* Given request *
Would you pull out every line of the material that contains the string "Read"?

(Collected data)
■ ■ ■ ■ ■

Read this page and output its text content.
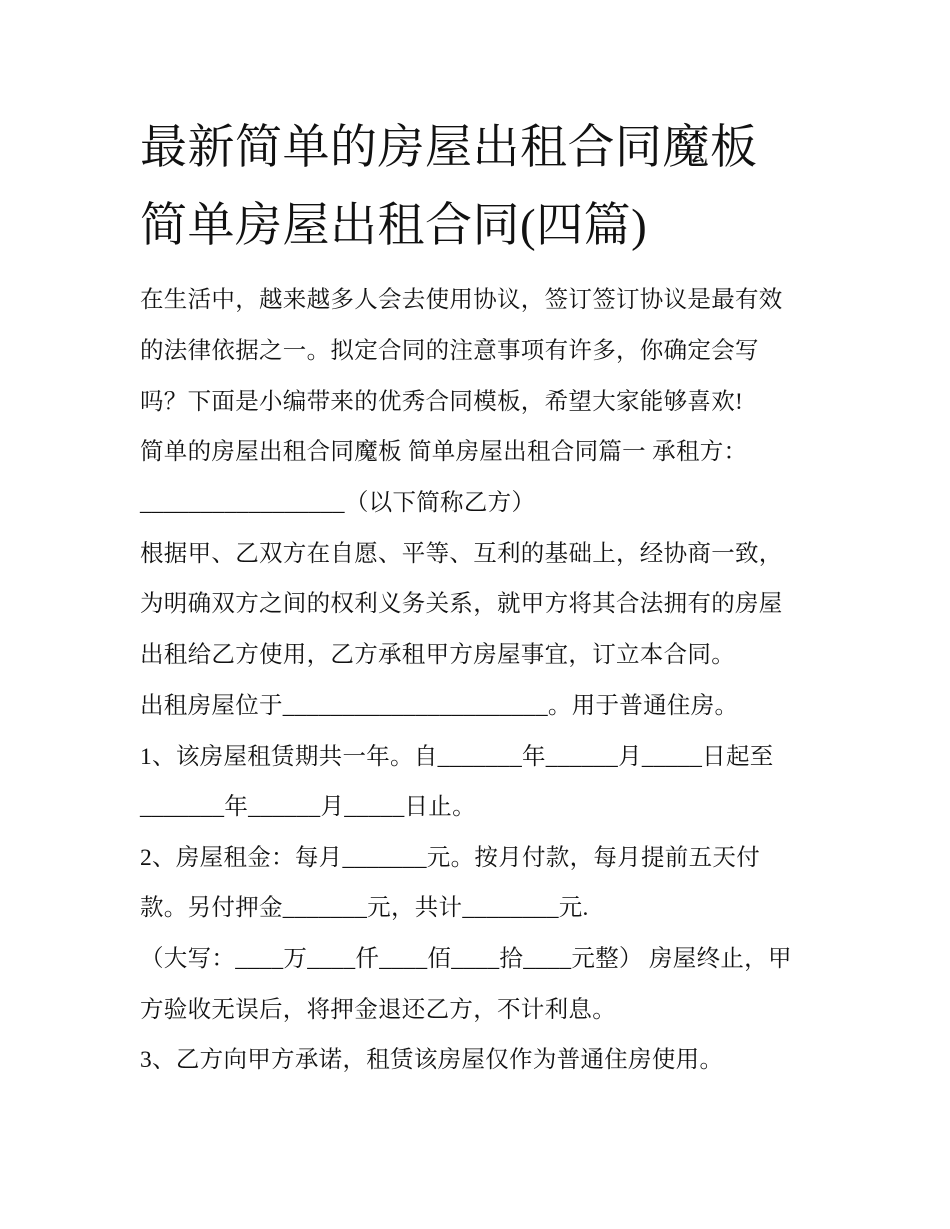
最新简单的房屋出租合同魔板
简单房屋出租合同(四篇)
在生活中，越来越多人会去使用协议，签订签订协议是最有效
的法律依据之一。拟定合同的注意事项有许多，你确定会写
吗？下面是小编带来的优秀合同模板，希望大家能够喜欢!
简单的房屋出租合同魔板 简单房屋出租合同篇一 承租方：
_________________（以下简称乙方）
根据甲、乙双方在自愿、平等、互利的基础上，经协商一致，
为明确双方之间的权利义务关系，就甲方将其合法拥有的房屋
出租给乙方使用，乙方承租甲方房屋事宜，订立本合同。
出租房屋位于______________________。用于普通住房。
1、该房屋租赁期共一年。自_______年______月_____日起至
_______年______月_____日止。
2、房屋租金：每月_______元。按月付款，每月提前五天付
款。另付押金_______元，共计________元.
（大写：____万____仟____佰____拾____元整） 房屋终止，甲
方验收无误后，将押金退还乙方，不计利息。
3、乙方向甲方承诺，租赁该房屋仅作为普通住房使用。
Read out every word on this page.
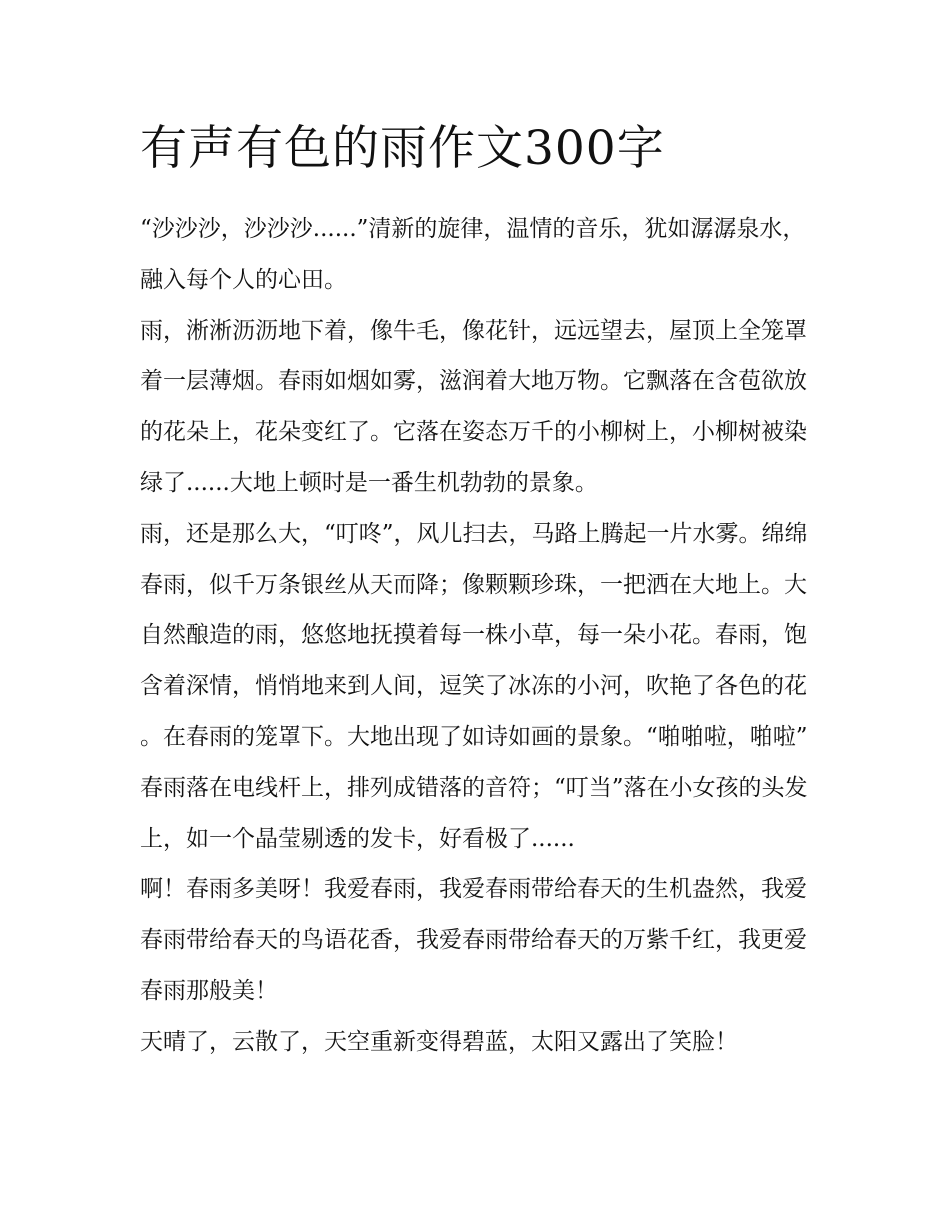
有声有色的雨作文300字

“沙沙沙，沙沙沙......”清新的旋律，温情的音乐，犹如潺潺泉水，融入每个人的心田。

雨，淅淅沥沥地下着，像牛毛，像花针，远远望去，屋顶上全笼罩着一层薄烟。春雨如烟如雾，滋润着大地万物。它飘落在含苞欲放的花朵上，花朵变红了。它落在姿态万千的小柳树上，小柳树被染绿了......大地上顿时是一番生机勃勃的景象。

雨，还是那么大，“叮咚”，风儿扫去，马路上腾起一片水雾。绵绵春雨，似千万条银丝从天而降；像颗颗珍珠，一把洒在大地上。大自然酿造的雨，悠悠地抚摸着每一株小草，每一朵小花。春雨，饱含着深情，悄悄地来到人间，逗笑了冰冻的小河，吹艳了各色的花。在春雨的笼罩下。大地出现了如诗如画的景象。“啪啪啦，啪啦”春雨落在电线杆上，排列成错落的音符；“叮当”落在小女孩的头发上，如一个晶莹剔透的发卡，好看极了......

啊！春雨多美呀！我爱春雨，我爱春雨带给春天的生机盎然，我爱春雨带给春天的鸟语花香，我爱春雨带给春天的万紫千红，我更爱春雨那般美！

天晴了，云散了，天空重新变得碧蓝，太阳又露出了笑脸！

■ ■ ■ ■ ■

* Finished answer *
Read this page and output its text content.
Read out every word on this page.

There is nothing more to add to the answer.